— start of Information supplied —
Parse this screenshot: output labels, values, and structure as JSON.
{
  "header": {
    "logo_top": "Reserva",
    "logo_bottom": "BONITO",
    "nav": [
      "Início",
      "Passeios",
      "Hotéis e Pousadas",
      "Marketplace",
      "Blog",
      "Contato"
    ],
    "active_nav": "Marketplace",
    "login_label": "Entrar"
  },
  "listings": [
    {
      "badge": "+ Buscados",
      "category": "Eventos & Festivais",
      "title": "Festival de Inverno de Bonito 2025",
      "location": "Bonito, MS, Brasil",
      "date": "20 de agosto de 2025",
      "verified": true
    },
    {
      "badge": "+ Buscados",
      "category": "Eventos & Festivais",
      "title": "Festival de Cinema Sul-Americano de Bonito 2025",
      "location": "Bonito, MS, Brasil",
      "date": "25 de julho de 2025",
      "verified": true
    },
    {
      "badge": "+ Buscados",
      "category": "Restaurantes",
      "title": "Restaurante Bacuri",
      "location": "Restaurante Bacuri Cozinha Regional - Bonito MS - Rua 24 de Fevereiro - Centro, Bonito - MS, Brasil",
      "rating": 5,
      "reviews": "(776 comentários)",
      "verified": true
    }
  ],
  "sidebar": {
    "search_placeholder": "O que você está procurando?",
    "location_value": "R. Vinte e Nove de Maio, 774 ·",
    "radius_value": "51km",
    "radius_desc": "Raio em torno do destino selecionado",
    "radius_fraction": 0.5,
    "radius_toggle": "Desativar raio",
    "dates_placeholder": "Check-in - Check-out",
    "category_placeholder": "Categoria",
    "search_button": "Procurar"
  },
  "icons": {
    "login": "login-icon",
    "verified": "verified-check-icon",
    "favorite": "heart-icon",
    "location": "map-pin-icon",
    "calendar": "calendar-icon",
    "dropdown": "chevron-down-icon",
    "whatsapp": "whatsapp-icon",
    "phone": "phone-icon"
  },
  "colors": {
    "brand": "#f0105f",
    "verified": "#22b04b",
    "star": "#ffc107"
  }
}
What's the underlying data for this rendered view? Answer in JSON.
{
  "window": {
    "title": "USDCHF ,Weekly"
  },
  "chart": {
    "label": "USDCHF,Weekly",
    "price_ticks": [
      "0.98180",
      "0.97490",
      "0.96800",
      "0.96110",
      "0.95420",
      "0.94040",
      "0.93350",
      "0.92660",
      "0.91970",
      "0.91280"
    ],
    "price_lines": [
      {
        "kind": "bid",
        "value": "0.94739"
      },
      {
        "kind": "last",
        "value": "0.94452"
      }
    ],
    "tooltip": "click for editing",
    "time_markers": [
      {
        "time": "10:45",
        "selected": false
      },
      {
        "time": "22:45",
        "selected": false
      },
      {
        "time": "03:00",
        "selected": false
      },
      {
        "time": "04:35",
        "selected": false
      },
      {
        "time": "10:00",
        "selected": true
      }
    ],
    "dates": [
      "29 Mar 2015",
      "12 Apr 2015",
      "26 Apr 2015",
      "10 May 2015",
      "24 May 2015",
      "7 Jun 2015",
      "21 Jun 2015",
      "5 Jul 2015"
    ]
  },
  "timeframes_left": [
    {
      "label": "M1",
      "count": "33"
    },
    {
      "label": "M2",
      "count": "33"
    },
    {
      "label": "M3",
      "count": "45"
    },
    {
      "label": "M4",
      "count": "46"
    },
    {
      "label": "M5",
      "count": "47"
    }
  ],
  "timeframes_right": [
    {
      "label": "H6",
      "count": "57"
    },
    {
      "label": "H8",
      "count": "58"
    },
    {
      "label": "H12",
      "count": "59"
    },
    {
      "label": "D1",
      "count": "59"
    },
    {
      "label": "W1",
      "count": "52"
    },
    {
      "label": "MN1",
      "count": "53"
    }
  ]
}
— end of Information supplied —
■ Stated task
Write every entry out again exactly.

■ Finished task
Parse this screenshot: output labels, values, and structure as JSON.
{
  "header": {
    "logo_top": "Reserva",
    "logo_bottom": "BONITO",
    "nav": [
      "Início",
      "Passeios",
      "Hotéis e Pousadas",
      "Marketplace",
      "Blog",
      "Contato"
    ],
    "active_nav": "Marketplace",
    "login_label": "Entrar"
  },
  "listings": [
    {
      "badge": "+ Buscados",
      "category": "Eventos & Festivais",
      "title": "Festival de Inverno de Bonito 2025",
      "location": "Bonito, MS, Brasil",
      "date": "20 de agosto de 2025",
      "verified": true
    },
    {
      "badge": "+ Buscados",
      "category": "Eventos & Festivais",
      "title": "Festival de Cinema Sul-Americano de Bonito 2025",
      "location": "Bonito, MS, Brasil",
      "date": "25 de julho de 2025",
      "verified": true
    },
    {
      "badge": "+ Buscados",
      "category": "Restaurantes",
      "title": "Restaurante Bacuri",
      "location": "Restaurante Bacuri Cozinha Regional - Bonito MS - Rua 24 de Fevereiro - Centro, Bonito - MS, Brasil",
      "rating": 5,
      "reviews": "(776 comentários)",
      "verified": true
    }
  ],
  "sidebar": {
    "search_placeholder": "O que você está procurando?",
    "location_value": "R. Vinte e Nove de Maio, 774 ·",
    "radius_value": "51km",
    "radius_desc": "Raio em torno do destino selecionado",
    "radius_fraction": 0.5,
    "radius_toggle": "Desativar raio",
    "dates_placeholder": "Check-in - Check-out",
    "category_placeholder": "Categoria",
    "search_button": "Procurar"
  },
  "icons": {
    "login": "login-icon",
    "verified": "verified-check-icon",
    "favorite": "heart-icon",
    "location": "map-pin-icon",
    "calendar": "calendar-icon",
    "dropdown": "chevron-down-icon",
    "whatsapp": "whatsapp-icon",
    "phone": "phone-icon"
  },
  "colors": {
    "brand": "#f0105f",
    "verified": "#22b04b",
    "star": "#ffc107"
  }
}
What's the underlying data for this rendered view? Answer in JSON.
{
  "window": {
    "title": "USDCHF ,Weekly"
  },
  "chart": {
    "label": "USDCHF,Weekly",
    "price_ticks": [
      "0.98180",
      "0.97490",
      "0.96800",
      "0.96110",
      "0.95420",
      "0.94040",
      "0.93350",
      "0.92660",
      "0.91970",
      "0.91280"
    ],
    "price_lines": [
      {
        "kind": "bid",
        "value": "0.94739"
      },
      {
        "kind": "last",
        "value": "0.94452"
      }
    ],
    "tooltip": "click for editing",
    "time_markers": [
      {
        "time": "10:45",
        "selected": false
      },
      {
        "time": "22:45",
        "selected": false
      },
      {
        "time": "03:00",
        "selected": false
      },
      {
        "time": "04:35",
        "selected": false
      },
      {
        "time": "10:00",
        "selected": true
      }
    ],
    "dates": [
      "29 Mar 2015",
      "12 Apr 2015",
      "26 Apr 2015",
      "10 May 2015",
      "24 May 2015",
      "7 Jun 2015",
      "21 Jun 2015",
      "5 Jul 2015"
    ]
  },
  "timeframes_left": [
    {
      "label": "M1",
      "count": "33"
    },
    {
      "label": "M2",
      "count": "33"
    },
    {
      "label": "M3",
      "count": "45"
    },
    {
      "label": "M4",
      "count": "46"
    },
    {
      "label": "M5",
      "count": "47"
    }
  ],
  "timeframes_right": [
    {
      "label": "H6",
      "count": "57"
    },
    {
      "label": "H8",
      "count": "58"
    },
    {
      "label": "H12",
      "count": "59"
    },
    {
      "label": "D1",
      "count": "59"
    },
    {
      "label": "W1",
      "count": "52"
    },
    {
      "label": "MN1",
      "count": "53"
    }
  ]
}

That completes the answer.